# [Given problem]
Output the material below unchanged, apart from leaving out the pictures.

# [Records supplied]
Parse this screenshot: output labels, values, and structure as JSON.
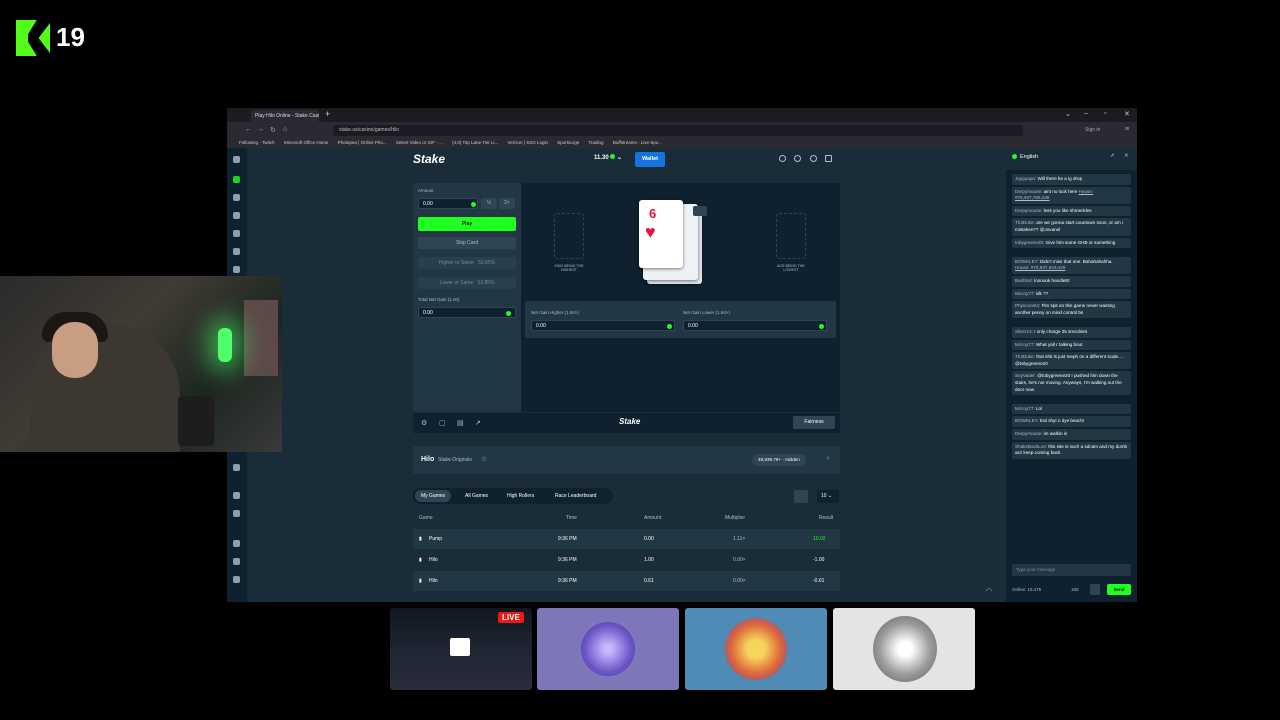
{
  "overlay": {
    "channel_number": "19"
  },
  "browser": {
    "tab_title": "Play Hilo Online - Stake Casi",
    "url": "stake.us/casino/games/hilo",
    "bookmarks": [
      "Following - Twitch",
      "Microsoft Office Home",
      "Photopea | Online Pho...",
      "Select Video or GIF - ...",
      "(4,0) Top Lane Tier Li...",
      "Verizon | SSO Login",
      "Sportsurge",
      "Trading",
      "Buffstreams - Live Spo..."
    ],
    "sign_in": "Sign in"
  },
  "header": {
    "logo": "Stake",
    "balance": "11.30",
    "wallet": "Wallet"
  },
  "bet": {
    "amount_label": "Amount",
    "amount_value": "0.00",
    "half": "½",
    "double": "2×",
    "play": "Play",
    "skip": "Skip Card",
    "higher_label": "Higher or Same",
    "higher_pct": "53.85%",
    "lower_label": "Lower or Same",
    "lower_pct": "53.85%",
    "total_label": "Total Net Gain (1.00)",
    "total_value": "0.00"
  },
  "board": {
    "card_rank": "6",
    "card_suit": "♥",
    "king_label": "KING BEING THE HIGHEST",
    "ace_label": "ACE BEING THE LOWEST",
    "gain_higher_label": "Net Gain Higher (1.84×)",
    "gain_higher_value": "0.00",
    "gain_lower_label": "Net Gain Lower (1.84×)",
    "gain_lower_value": "0.00"
  },
  "toolbar": {
    "logo": "Stake",
    "fairness": "Fairness"
  },
  "info": {
    "title": "Hilo",
    "subtitle": "Stake Originals",
    "players": "49,939.79+",
    "hidden": "Hidden"
  },
  "tabs": [
    "My Games",
    "All Games",
    "High Rollers",
    "Race Leaderboard"
  ],
  "page_size": "10",
  "table": {
    "headers": [
      "Game",
      "Time",
      "Amount",
      "Multiplier",
      "Result"
    ],
    "rows": [
      {
        "game": "Pump",
        "time": "9:36 PM",
        "amount": "0.00",
        "multiplier": "1.11×",
        "result": "10.02"
      },
      {
        "game": "Hilo",
        "time": "9:36 PM",
        "amount": "1.00",
        "multiplier": "0.00×",
        "result": "-1.00"
      },
      {
        "game": "Hilo",
        "time": "9:36 PM",
        "amount": "0.61",
        "multiplier": "0.00×",
        "result": "-0.61"
      }
    ]
  },
  "chat": {
    "language": "English",
    "messages": [
      {
        "user": "Jayguapo:",
        "text": "Will there be a ig drop"
      },
      {
        "user": "Derpymouse:",
        "text": "aint no luck here",
        "link": "House: #75,937,786,238"
      },
      {
        "user": "Derpymouse:",
        "text": "less you like shmeckles"
      },
      {
        "user": "Th3Duke:",
        "text": "are we gonna start countown soon, or am i mistaken?? @Jovanel"
      },
      {
        "user": "tobygreene20:",
        "text": "Give him some GHB or something"
      },
      {
        "user": "BOWKLEY:",
        "text": "Didn't miss that one. Bahahahahha.",
        "link": "House: #75,937,843,429"
      },
      {
        "user": "Bashlnd:",
        "text": "loooook handleEr"
      },
      {
        "user": "Mccoy77:",
        "text": "idk ??"
      },
      {
        "user": "Physcoonto:",
        "text": "Fkn spit on this game never wasting another penny on mind control bs"
      },
      {
        "user": "Silver13:",
        "text": "I only charge 25 smeckles"
      },
      {
        "user": "Mccoy77:",
        "text": "What yall r talking bout"
      },
      {
        "user": "Th3Duke:",
        "text": "that shit is just meph on a different scale.... @tobygreene20"
      },
      {
        "user": "SoyVader:",
        "text": "@tobygreene20 I pushed him down the stairs, he's not moving. Anyways, I'm walking out the door now."
      },
      {
        "user": "Mccoy77:",
        "text": "Lol"
      },
      {
        "user": "BOWKLEY:",
        "text": "Eat shyt n dye beach!"
      },
      {
        "user": "Derpymouse:",
        "text": "im walkin in"
      },
      {
        "user": "ShakeBackLos:",
        "text": "this site is such a sdcam and my dumb azz keep coming back"
      }
    ],
    "placeholder": "Type your message",
    "online": "Online: 19,475",
    "count": "160",
    "send": "Send"
  },
  "thumbnails": {
    "live_badge": "LIVE"
  },
  "colors": {
    "brand_green": "#1fff20",
    "kick_green": "#53fc18",
    "wallet_blue": "#1475e1",
    "bg": "#1a2c38",
    "card_red": "#e9113c"
  }
}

# [Finished task]
Parse this screenshot: output labels, values, and structure as JSON.
{
  "overlay": {
    "channel_number": "19"
  },
  "browser": {
    "tab_title": "Play Hilo Online - Stake Casi",
    "url": "stake.us/casino/games/hilo",
    "bookmarks": [
      "Following - Twitch",
      "Microsoft Office Home",
      "Photopea | Online Pho...",
      "Select Video or GIF - ...",
      "(4,0) Top Lane Tier Li...",
      "Verizon | SSO Login",
      "Sportsurge",
      "Trading",
      "Buffstreams - Live Spo..."
    ],
    "sign_in": "Sign in"
  },
  "header": {
    "logo": "Stake",
    "balance": "11.30",
    "wallet": "Wallet"
  },
  "bet": {
    "amount_label": "Amount",
    "amount_value": "0.00",
    "half": "½",
    "double": "2×",
    "play": "Play",
    "skip": "Skip Card",
    "higher_label": "Higher or Same",
    "higher_pct": "53.85%",
    "lower_label": "Lower or Same",
    "lower_pct": "53.85%",
    "total_label": "Total Net Gain (1.00)",
    "total_value": "0.00"
  },
  "board": {
    "card_rank": "6",
    "card_suit": "♥",
    "king_label": "KING BEING THE HIGHEST",
    "ace_label": "ACE BEING THE LOWEST",
    "gain_higher_label": "Net Gain Higher (1.84×)",
    "gain_higher_value": "0.00",
    "gain_lower_label": "Net Gain Lower (1.84×)",
    "gain_lower_value": "0.00"
  },
  "toolbar": {
    "logo": "Stake",
    "fairness": "Fairness"
  },
  "info": {
    "title": "Hilo",
    "subtitle": "Stake Originals",
    "players": "49,939.79+",
    "hidden": "Hidden"
  },
  "tabs": [
    "My Games",
    "All Games",
    "High Rollers",
    "Race Leaderboard"
  ],
  "page_size": "10",
  "table": {
    "headers": [
      "Game",
      "Time",
      "Amount",
      "Multiplier",
      "Result"
    ],
    "rows": [
      {
        "game": "Pump",
        "time": "9:36 PM",
        "amount": "0.00",
        "multiplier": "1.11×",
        "result": "10.02"
      },
      {
        "game": "Hilo",
        "time": "9:36 PM",
        "amount": "1.00",
        "multiplier": "0.00×",
        "result": "-1.00"
      },
      {
        "game": "Hilo",
        "time": "9:36 PM",
        "amount": "0.61",
        "multiplier": "0.00×",
        "result": "-0.61"
      }
    ]
  },
  "chat": {
    "language": "English",
    "messages": [
      {
        "user": "Jayguapo:",
        "text": "Will there be a ig drop"
      },
      {
        "user": "Derpymouse:",
        "text": "aint no luck here",
        "link": "House: #75,937,786,238"
      },
      {
        "user": "Derpymouse:",
        "text": "less you like shmeckles"
      },
      {
        "user": "Th3Duke:",
        "text": "are we gonna start countown soon, or am i mistaken?? @Jovanel"
      },
      {
        "user": "tobygreene20:",
        "text": "Give him some GHB or something"
      },
      {
        "user": "BOWKLEY:",
        "text": "Didn't miss that one. Bahahahahha.",
        "link": "House: #75,937,843,429"
      },
      {
        "user": "Bashlnd:",
        "text": "loooook handleEr"
      },
      {
        "user": "Mccoy77:",
        "text": "idk ??"
      },
      {
        "user": "Physcoonto:",
        "text": "Fkn spit on this game never wasting another penny on mind control bs"
      },
      {
        "user": "Silver13:",
        "text": "I only charge 25 smeckles"
      },
      {
        "user": "Mccoy77:",
        "text": "What yall r talking bout"
      },
      {
        "user": "Th3Duke:",
        "text": "that shit is just meph on a different scale.... @tobygreene20"
      },
      {
        "user": "SoyVader:",
        "text": "@tobygreene20 I pushed him down the stairs, he's not moving. Anyways, I'm walking out the door now."
      },
      {
        "user": "Mccoy77:",
        "text": "Lol"
      },
      {
        "user": "BOWKLEY:",
        "text": "Eat shyt n dye beach!"
      },
      {
        "user": "Derpymouse:",
        "text": "im walkin in"
      },
      {
        "user": "ShakeBackLos:",
        "text": "this site is such a sdcam and my dumb azz keep coming back"
      }
    ],
    "placeholder": "Type your message",
    "online": "Online: 19,475",
    "count": "160",
    "send": "Send"
  },
  "thumbnails": {
    "live_badge": "LIVE"
  },
  "colors": {
    "brand_green": "#1fff20",
    "kick_green": "#53fc18",
    "wallet_blue": "#1475e1",
    "bg": "#1a2c38",
    "card_red": "#e9113c"
  }
}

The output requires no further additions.